▸ **INSTRUCTIONS TO FOLLOW**
Report the number of lines where the string "color" occurs, and write nothing else.

▸ **DATA SHOWN**

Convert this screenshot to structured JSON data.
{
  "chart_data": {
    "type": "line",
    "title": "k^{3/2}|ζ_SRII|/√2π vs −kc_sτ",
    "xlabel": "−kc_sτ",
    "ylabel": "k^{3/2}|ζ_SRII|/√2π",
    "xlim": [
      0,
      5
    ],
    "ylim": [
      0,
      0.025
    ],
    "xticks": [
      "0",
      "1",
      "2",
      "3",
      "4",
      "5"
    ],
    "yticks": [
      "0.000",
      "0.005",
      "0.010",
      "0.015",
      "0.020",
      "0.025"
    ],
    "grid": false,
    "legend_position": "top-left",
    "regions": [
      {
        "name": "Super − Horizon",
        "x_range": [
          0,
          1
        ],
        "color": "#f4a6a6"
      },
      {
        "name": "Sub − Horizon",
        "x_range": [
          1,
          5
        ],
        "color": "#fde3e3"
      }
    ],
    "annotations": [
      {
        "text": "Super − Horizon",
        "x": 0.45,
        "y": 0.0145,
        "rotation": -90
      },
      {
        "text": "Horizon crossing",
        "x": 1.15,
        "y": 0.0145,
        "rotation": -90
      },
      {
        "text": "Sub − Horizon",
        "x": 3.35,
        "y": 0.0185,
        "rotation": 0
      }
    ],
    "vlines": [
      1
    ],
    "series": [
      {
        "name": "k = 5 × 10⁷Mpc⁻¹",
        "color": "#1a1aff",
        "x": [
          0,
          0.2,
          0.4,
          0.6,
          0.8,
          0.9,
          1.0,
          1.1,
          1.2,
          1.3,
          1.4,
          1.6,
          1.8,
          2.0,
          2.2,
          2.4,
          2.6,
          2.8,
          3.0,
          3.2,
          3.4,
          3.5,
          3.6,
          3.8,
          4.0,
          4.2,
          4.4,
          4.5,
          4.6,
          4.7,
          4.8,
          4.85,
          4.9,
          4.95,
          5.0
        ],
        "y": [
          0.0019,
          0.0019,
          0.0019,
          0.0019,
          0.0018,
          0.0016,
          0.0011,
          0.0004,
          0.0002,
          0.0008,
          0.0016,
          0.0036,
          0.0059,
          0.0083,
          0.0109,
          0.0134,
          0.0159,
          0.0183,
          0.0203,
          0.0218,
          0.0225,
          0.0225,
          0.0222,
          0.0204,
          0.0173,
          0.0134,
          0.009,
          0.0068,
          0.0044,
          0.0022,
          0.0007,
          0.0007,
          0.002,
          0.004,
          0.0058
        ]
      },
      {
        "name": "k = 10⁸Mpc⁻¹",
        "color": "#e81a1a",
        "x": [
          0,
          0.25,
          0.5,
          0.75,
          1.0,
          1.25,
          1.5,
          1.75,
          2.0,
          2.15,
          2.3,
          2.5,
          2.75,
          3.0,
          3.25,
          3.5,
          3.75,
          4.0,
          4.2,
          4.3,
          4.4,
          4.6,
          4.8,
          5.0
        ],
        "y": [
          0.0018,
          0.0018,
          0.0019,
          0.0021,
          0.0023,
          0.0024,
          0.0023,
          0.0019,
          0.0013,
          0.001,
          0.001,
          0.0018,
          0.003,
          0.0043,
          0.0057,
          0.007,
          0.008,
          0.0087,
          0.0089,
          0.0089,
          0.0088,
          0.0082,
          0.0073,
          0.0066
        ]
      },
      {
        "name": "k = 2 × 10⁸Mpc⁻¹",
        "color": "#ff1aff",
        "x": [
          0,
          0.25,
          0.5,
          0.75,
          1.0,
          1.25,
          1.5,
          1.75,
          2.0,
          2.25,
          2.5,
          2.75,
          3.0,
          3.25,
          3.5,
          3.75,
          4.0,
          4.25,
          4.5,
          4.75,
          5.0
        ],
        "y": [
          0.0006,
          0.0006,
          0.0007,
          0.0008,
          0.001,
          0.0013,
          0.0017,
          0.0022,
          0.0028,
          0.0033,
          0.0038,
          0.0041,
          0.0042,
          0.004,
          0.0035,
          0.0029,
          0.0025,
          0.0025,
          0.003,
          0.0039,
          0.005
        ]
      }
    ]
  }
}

▸ **RESULT BELOW**
5